Records from a collection of figures
--- start ---

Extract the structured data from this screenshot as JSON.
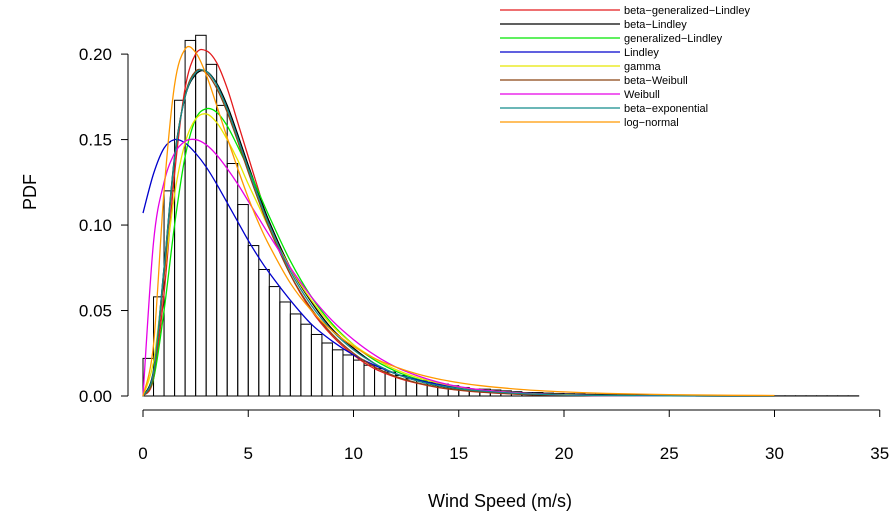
{
  "chart_data": {
    "type": "bar",
    "xlabel": "Wind Speed (m/s)",
    "ylabel": "PDF",
    "xlim": [
      0,
      35
    ],
    "ylim": [
      0,
      0.21
    ],
    "x_ticks": [
      {
        "value": 0,
        "label": "0"
      },
      {
        "value": 5,
        "label": "5"
      },
      {
        "value": 10,
        "label": "10"
      },
      {
        "value": 15,
        "label": "15"
      },
      {
        "value": 20,
        "label": "20"
      },
      {
        "value": 25,
        "label": "25"
      },
      {
        "value": 30,
        "label": "30"
      },
      {
        "value": 35,
        "label": "35"
      }
    ],
    "y_ticks": [
      {
        "value": 0.0,
        "label": "0.00"
      },
      {
        "value": 0.05,
        "label": "0.05"
      },
      {
        "value": 0.1,
        "label": "0.10"
      },
      {
        "value": 0.15,
        "label": "0.15"
      },
      {
        "value": 0.2,
        "label": "0.20"
      }
    ],
    "histogram": {
      "bin_width": 0.5,
      "bin_start": 0,
      "density": [
        0.022,
        0.058,
        0.12,
        0.173,
        0.208,
        0.211,
        0.194,
        0.17,
        0.136,
        0.112,
        0.088,
        0.074,
        0.064,
        0.055,
        0.048,
        0.042,
        0.036,
        0.031,
        0.027,
        0.024,
        0.021,
        0.018,
        0.016,
        0.014,
        0.012,
        0.01,
        0.009,
        0.008,
        0.007,
        0.006,
        0.005,
        0.004,
        0.004,
        0.0035,
        0.003,
        0.0025,
        0.002,
        0.002,
        0.0017,
        0.0015,
        0.0013,
        0.0012,
        0.001,
        0.001,
        0.0009,
        0.0008,
        0.0007,
        0.0006,
        0.0005,
        0.0005,
        0.0004,
        0.0004,
        0.0003,
        0.0003,
        0.0003,
        0.0002,
        0.0002,
        0.0002,
        0.0002,
        0.0001,
        0.0001,
        0.0001,
        0.0001,
        0.0001,
        0.0001,
        0.0001,
        0.0001,
        0.0001
      ]
    },
    "x_grid": [
      0,
      0.5,
      1,
      1.5,
      2,
      2.5,
      3,
      3.5,
      4,
      4.5,
      5,
      5.5,
      6,
      7,
      8,
      9,
      10,
      11,
      12,
      13,
      14,
      15,
      16,
      18,
      20,
      22,
      25,
      28,
      30
    ],
    "series": [
      {
        "name": "beta−generalized−Lindley",
        "color": "#e41a1c",
        "y": [
          0,
          0.01,
          0.06,
          0.13,
          0.18,
          0.2,
          0.202,
          0.195,
          0.18,
          0.16,
          0.14,
          0.12,
          0.1,
          0.071,
          0.05,
          0.035,
          0.024,
          0.016,
          0.011,
          0.0075,
          0.005,
          0.0034,
          0.0023,
          0.001,
          0.0005,
          0.0002,
          0.0001,
          0,
          0
        ]
      },
      {
        "name": "beta−Lindley",
        "color": "#000000",
        "y": [
          0,
          0.015,
          0.075,
          0.14,
          0.175,
          0.188,
          0.19,
          0.183,
          0.17,
          0.153,
          0.135,
          0.118,
          0.102,
          0.075,
          0.055,
          0.039,
          0.028,
          0.019,
          0.013,
          0.009,
          0.006,
          0.0042,
          0.0029,
          0.0013,
          0.0006,
          0.0003,
          0.0001,
          0,
          0
        ]
      },
      {
        "name": "generalized−Lindley",
        "color": "#00e600",
        "y": [
          0,
          0.01,
          0.05,
          0.1,
          0.14,
          0.162,
          0.168,
          0.166,
          0.158,
          0.146,
          0.133,
          0.119,
          0.105,
          0.079,
          0.058,
          0.042,
          0.03,
          0.021,
          0.0145,
          0.01,
          0.0068,
          0.0046,
          0.0031,
          0.0014,
          0.0006,
          0.0003,
          0.0001,
          0,
          0
        ]
      },
      {
        "name": "Lindley",
        "color": "#0000cc",
        "y": [
          0.107,
          0.13,
          0.145,
          0.15,
          0.148,
          0.142,
          0.134,
          0.124,
          0.113,
          0.102,
          0.091,
          0.081,
          0.072,
          0.056,
          0.042,
          0.032,
          0.024,
          0.018,
          0.013,
          0.0095,
          0.0069,
          0.005,
          0.0036,
          0.0018,
          0.0009,
          0.0004,
          0.0001,
          0,
          0
        ]
      },
      {
        "name": "gamma",
        "color": "#e6e600",
        "y": [
          0,
          0.02,
          0.07,
          0.118,
          0.148,
          0.162,
          0.165,
          0.16,
          0.15,
          0.138,
          0.124,
          0.111,
          0.098,
          0.075,
          0.056,
          0.041,
          0.03,
          0.022,
          0.0155,
          0.011,
          0.0077,
          0.0053,
          0.0037,
          0.0017,
          0.0008,
          0.0003,
          0.0001,
          0,
          0
        ]
      },
      {
        "name": "beta−Weibull",
        "color": "#8b4513",
        "y": [
          0,
          0.012,
          0.07,
          0.138,
          0.176,
          0.19,
          0.189,
          0.18,
          0.166,
          0.149,
          0.131,
          0.114,
          0.098,
          0.071,
          0.051,
          0.036,
          0.025,
          0.017,
          0.0115,
          0.0078,
          0.0052,
          0.0035,
          0.0024,
          0.001,
          0.0004,
          0.0002,
          0.0001,
          0,
          0
        ]
      },
      {
        "name": "Weibull",
        "color": "#e600e6",
        "y": [
          0,
          0.09,
          0.125,
          0.142,
          0.149,
          0.15,
          0.147,
          0.141,
          0.133,
          0.124,
          0.114,
          0.104,
          0.094,
          0.075,
          0.058,
          0.044,
          0.033,
          0.024,
          0.017,
          0.012,
          0.0082,
          0.0055,
          0.0037,
          0.0016,
          0.0006,
          0.0002,
          0.0001,
          0,
          0
        ]
      },
      {
        "name": "beta−exponential",
        "color": "#138c8c",
        "y": [
          0,
          0.014,
          0.075,
          0.139,
          0.175,
          0.189,
          0.19,
          0.182,
          0.168,
          0.151,
          0.133,
          0.116,
          0.1,
          0.073,
          0.053,
          0.038,
          0.027,
          0.019,
          0.013,
          0.009,
          0.0062,
          0.0043,
          0.003,
          0.0014,
          0.0006,
          0.0003,
          0.0001,
          0,
          0
        ]
      },
      {
        "name": "log−normal",
        "color": "#ff9900",
        "y": [
          0,
          0.03,
          0.12,
          0.182,
          0.203,
          0.201,
          0.188,
          0.17,
          0.151,
          0.133,
          0.116,
          0.101,
          0.088,
          0.066,
          0.05,
          0.038,
          0.029,
          0.022,
          0.017,
          0.013,
          0.01,
          0.0078,
          0.0061,
          0.0038,
          0.0024,
          0.0015,
          0.0008,
          0.0004,
          0.0003
        ]
      }
    ],
    "legend_position": "top-right"
  }
}
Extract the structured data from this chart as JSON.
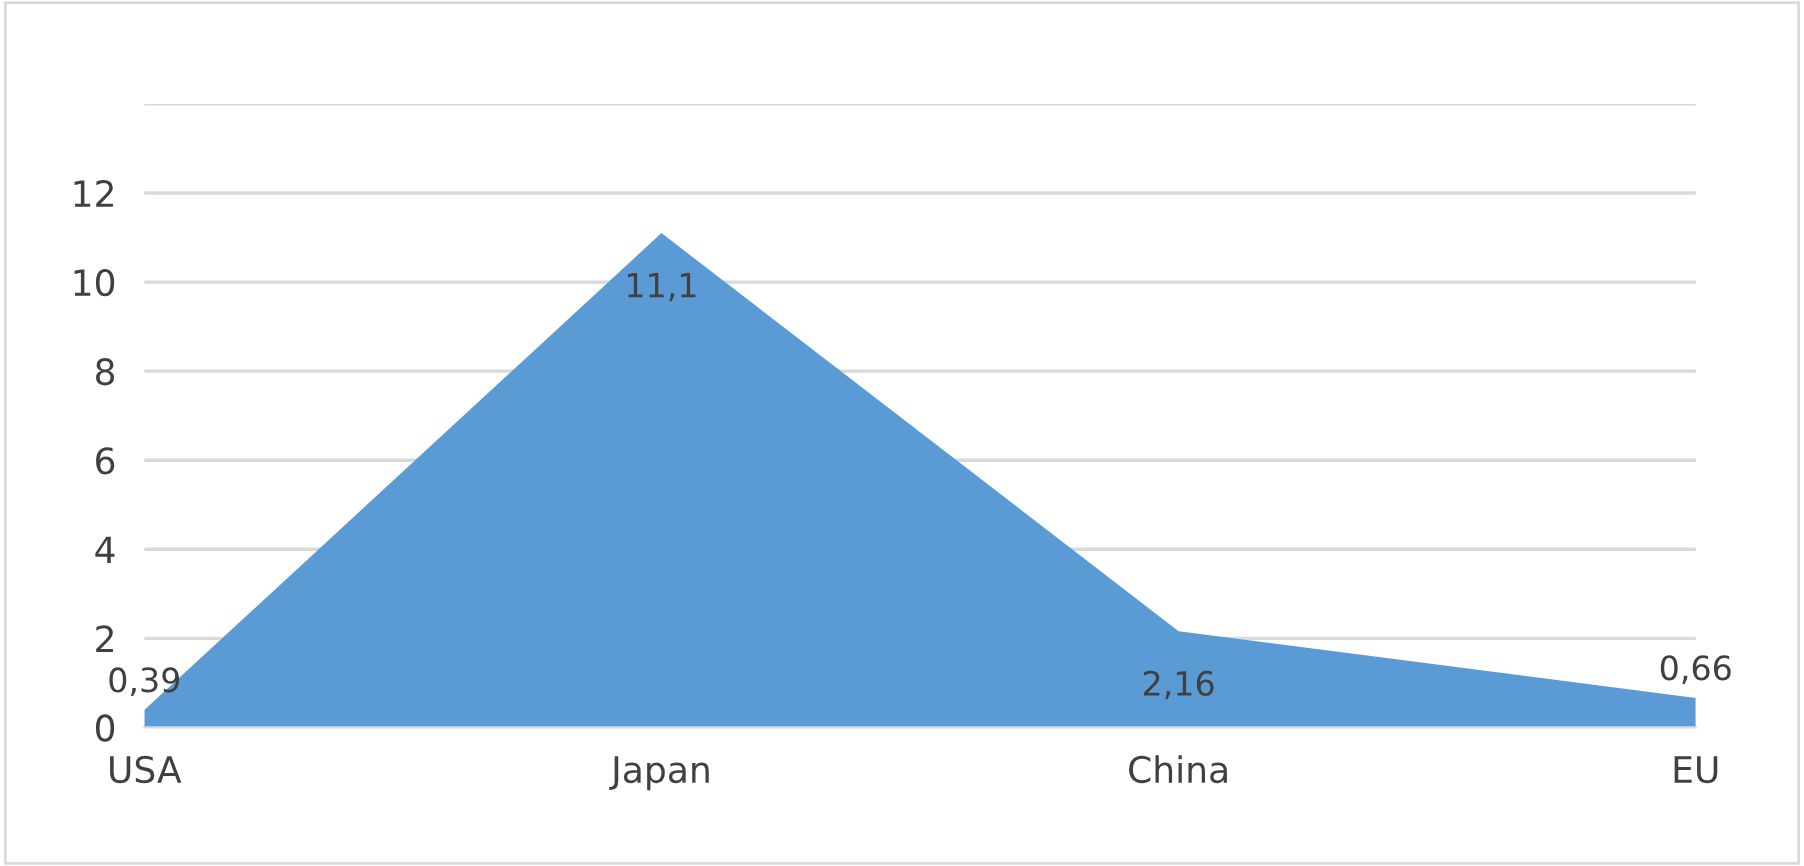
{
  "chart_data": {
    "type": "area",
    "categories": [
      "USA",
      "Japan",
      "China",
      "EU"
    ],
    "series": [
      {
        "color": "#5b9bd5",
        "values": [
          0.39,
          11.1,
          2.16,
          0.66
        ],
        "value_labels": [
          "0,39",
          "11,1",
          "2,16",
          "0,66"
        ]
      }
    ],
    "ylim": [
      0,
      14
    ],
    "yticks": [
      0,
      2,
      4,
      6,
      8,
      10,
      12,
      {
        "value": 14,
        "label": null
      }
    ],
    "grid": "y"
  }
}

--- end ---

Each record must be quoted in full and exactly. Do not include the pictures.

Extract the structured data from this screenshot as JSON.
{
  "chart_data": {
    "type": "bar",
    "xlabel": "Wind Speed (m/s)",
    "ylabel": "PDF",
    "xlim": [
      0,
      35
    ],
    "ylim": [
      0,
      0.21
    ],
    "x_ticks": [
      {
        "value": 0,
        "label": "0"
      },
      {
        "value": 5,
        "label": "5"
      },
      {
        "value": 10,
        "label": "10"
      },
      {
        "value": 15,
        "label": "15"
      },
      {
        "value": 20,
        "label": "20"
      },
      {
        "value": 25,
        "label": "25"
      },
      {
        "value": 30,
        "label": "30"
      },
      {
        "value": 35,
        "label": "35"
      }
    ],
    "y_ticks": [
      {
        "value": 0.0,
        "label": "0.00"
      },
      {
        "value": 0.05,
        "label": "0.05"
      },
      {
        "value": 0.1,
        "label": "0.10"
      },
      {
        "value": 0.15,
        "label": "0.15"
      },
      {
        "value": 0.2,
        "label": "0.20"
      }
    ],
    "histogram": {
      "bin_width": 0.5,
      "bin_start": 0,
      "density": [
        0.022,
        0.058,
        0.12,
        0.173,
        0.208,
        0.211,
        0.194,
        0.17,
        0.136,
        0.112,
        0.088,
        0.074,
        0.064,
        0.055,
        0.048,
        0.042,
        0.036,
        0.031,
        0.027,
        0.024,
        0.021,
        0.018,
        0.016,
        0.014,
        0.012,
        0.01,
        0.009,
        0.008,
        0.007,
        0.006,
        0.005,
        0.004,
        0.004,
        0.0035,
        0.003,
        0.0025,
        0.002,
        0.002,
        0.0017,
        0.0015,
        0.0013,
        0.0012,
        0.001,
        0.001,
        0.0009,
        0.0008,
        0.0007,
        0.0006,
        0.0005,
        0.0005,
        0.0004,
        0.0004,
        0.0003,
        0.0003,
        0.0003,
        0.0002,
        0.0002,
        0.0002,
        0.0002,
        0.0001,
        0.0001,
        0.0001,
        0.0001,
        0.0001,
        0.0001,
        0.0001,
        0.0001,
        0.0001
      ]
    },
    "x_grid": [
      0,
      0.5,
      1,
      1.5,
      2,
      2.5,
      3,
      3.5,
      4,
      4.5,
      5,
      5.5,
      6,
      7,
      8,
      9,
      10,
      11,
      12,
      13,
      14,
      15,
      16,
      18,
      20,
      22,
      25,
      28,
      30
    ],
    "series": [
      {
        "name": "beta−generalized−Lindley",
        "color": "#e41a1c",
        "y": [
          0,
          0.01,
          0.06,
          0.13,
          0.18,
          0.2,
          0.202,
          0.195,
          0.18,
          0.16,
          0.14,
          0.12,
          0.1,
          0.071,
          0.05,
          0.035,
          0.024,
          0.016,
          0.011,
          0.0075,
          0.005,
          0.0034,
          0.0023,
          0.001,
          0.0005,
          0.0002,
          0.0001,
          0,
          0
        ]
      },
      {
        "name": "beta−Lindley",
        "color": "#000000",
        "y": [
          0,
          0.015,
          0.075,
          0.14,
          0.175,
          0.188,
          0.19,
          0.183,
          0.17,
          0.153,
          0.135,
          0.118,
          0.102,
          0.075,
          0.055,
          0.039,
          0.028,
          0.019,
          0.013,
          0.009,
          0.006,
          0.0042,
          0.0029,
          0.0013,
          0.0006,
          0.0003,
          0.0001,
          0,
          0
        ]
      },
      {
        "name": "generalized−Lindley",
        "color": "#00e600",
        "y": [
          0,
          0.01,
          0.05,
          0.1,
          0.14,
          0.162,
          0.168,
          0.166,
          0.158,
          0.146,
          0.133,
          0.119,
          0.105,
          0.079,
          0.058,
          0.042,
          0.03,
          0.021,
          0.0145,
          0.01,
          0.0068,
          0.0046,
          0.0031,
          0.0014,
          0.0006,
          0.0003,
          0.0001,
          0,
          0
        ]
      },
      {
        "name": "Lindley",
        "color": "#0000cc",
        "y": [
          0.107,
          0.13,
          0.145,
          0.15,
          0.148,
          0.142,
          0.134,
          0.124,
          0.113,
          0.102,
          0.091,
          0.081,
          0.072,
          0.056,
          0.042,
          0.032,
          0.024,
          0.018,
          0.013,
          0.0095,
          0.0069,
          0.005,
          0.0036,
          0.0018,
          0.0009,
          0.0004,
          0.0001,
          0,
          0
        ]
      },
      {
        "name": "gamma",
        "color": "#e6e600",
        "y": [
          0,
          0.02,
          0.07,
          0.118,
          0.148,
          0.162,
          0.165,
          0.16,
          0.15,
          0.138,
          0.124,
          0.111,
          0.098,
          0.075,
          0.056,
          0.041,
          0.03,
          0.022,
          0.0155,
          0.011,
          0.0077,
          0.0053,
          0.0037,
          0.0017,
          0.0008,
          0.0003,
          0.0001,
          0,
          0
        ]
      },
      {
        "name": "beta−Weibull",
        "color": "#8b4513",
        "y": [
          0,
          0.012,
          0.07,
          0.138,
          0.176,
          0.19,
          0.189,
          0.18,
          0.166,
          0.149,
          0.131,
          0.114,
          0.098,
          0.071,
          0.051,
          0.036,
          0.025,
          0.017,
          0.0115,
          0.0078,
          0.0052,
          0.0035,
          0.0024,
          0.001,
          0.0004,
          0.0002,
          0.0001,
          0,
          0
        ]
      },
      {
        "name": "Weibull",
        "color": "#e600e6",
        "y": [
          0,
          0.09,
          0.125,
          0.142,
          0.149,
          0.15,
          0.147,
          0.141,
          0.133,
          0.124,
          0.114,
          0.104,
          0.094,
          0.075,
          0.058,
          0.044,
          0.033,
          0.024,
          0.017,
          0.012,
          0.0082,
          0.0055,
          0.0037,
          0.0016,
          0.0006,
          0.0002,
          0.0001,
          0,
          0
        ]
      },
      {
        "name": "beta−exponential",
        "color": "#138c8c",
        "y": [
          0,
          0.014,
          0.075,
          0.139,
          0.175,
          0.189,
          0.19,
          0.182,
          0.168,
          0.151,
          0.133,
          0.116,
          0.1,
          0.073,
          0.053,
          0.038,
          0.027,
          0.019,
          0.013,
          0.009,
          0.0062,
          0.0043,
          0.003,
          0.0014,
          0.0006,
          0.0003,
          0.0001,
          0,
          0
        ]
      },
      {
        "name": "log−normal",
        "color": "#ff9900",
        "y": [
          0,
          0.03,
          0.12,
          0.182,
          0.203,
          0.201,
          0.188,
          0.17,
          0.151,
          0.133,
          0.116,
          0.101,
          0.088,
          0.066,
          0.05,
          0.038,
          0.029,
          0.022,
          0.017,
          0.013,
          0.01,
          0.0078,
          0.0061,
          0.0038,
          0.0024,
          0.0015,
          0.0008,
          0.0004,
          0.0003
        ]
      }
    ],
    "legend_position": "top-right"
  }
}
Extract the structured data from this chart as JSON.
{
  "chart_data": {
    "type": "area",
    "categories": [
      "USA",
      "Japan",
      "China",
      "EU"
    ],
    "series": [
      {
        "color": "#5b9bd5",
        "values": [
          0.39,
          11.1,
          2.16,
          0.66
        ],
        "value_labels": [
          "0,39",
          "11,1",
          "2,16",
          "0,66"
        ]
      }
    ],
    "ylim": [
      0,
      14
    ],
    "yticks": [
      0,
      2,
      4,
      6,
      8,
      10,
      12,
      {
        "value": 14,
        "label": null
      }
    ],
    "grid": "y"
  }
}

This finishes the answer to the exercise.